:: The exercise ::
Go through the entries one line at a time, and gather every line that has the word "DCNN".

:: Supplied data ::
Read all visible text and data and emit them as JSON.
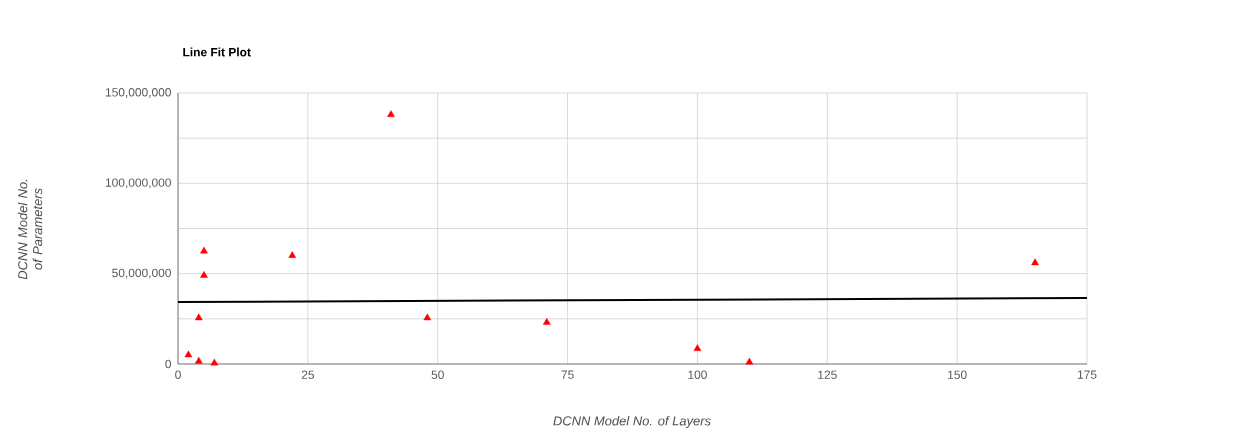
{
  "chart_data": {
    "type": "scatter",
    "title": "Line Fit Plot",
    "xlabel": "DCNN Model No. of Layers",
    "ylabel": "DCNN Model No. of Parameters",
    "series": [
      {
        "type": "scatter",
        "color": "#ff0000",
        "marker": "triangle",
        "x": [
          2,
          4,
          4,
          5,
          5,
          7,
          22,
          41,
          48,
          71,
          100,
          110,
          165
        ],
        "values": [
          5000000,
          1500000,
          25500000,
          49000000,
          62500000,
          500000,
          60000000,
          138000000,
          25500000,
          23000000,
          8500000,
          1000000,
          56000000
        ]
      },
      {
        "type": "line",
        "color": "#000000",
        "marker": "none",
        "line_style": "solid",
        "x": [
          0,
          175
        ],
        "values": [
          34300000,
          36500000
        ]
      }
    ],
    "xlim": [
      0,
      175
    ],
    "xticks": [
      0,
      25,
      50,
      75,
      100,
      125,
      150,
      175
    ],
    "ylim": [
      0,
      150000000
    ],
    "yticks": [
      {
        "value": 0,
        "label": "0"
      },
      {
        "value": 25000000,
        "label": null
      },
      {
        "value": 50000000,
        "label": "50,000,000"
      },
      {
        "value": 75000000,
        "label": null
      },
      {
        "value": 100000000,
        "label": "100,000,000"
      },
      {
        "value": 125000000,
        "label": null
      },
      {
        "value": 150000000,
        "label": "150,000,000"
      }
    ],
    "grid": true,
    "legend": false
  }
}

:: Answer to the task ::
    "xlabel": "DCNN Model No. of Layers",
    "ylabel": "DCNN Model No. of Parameters",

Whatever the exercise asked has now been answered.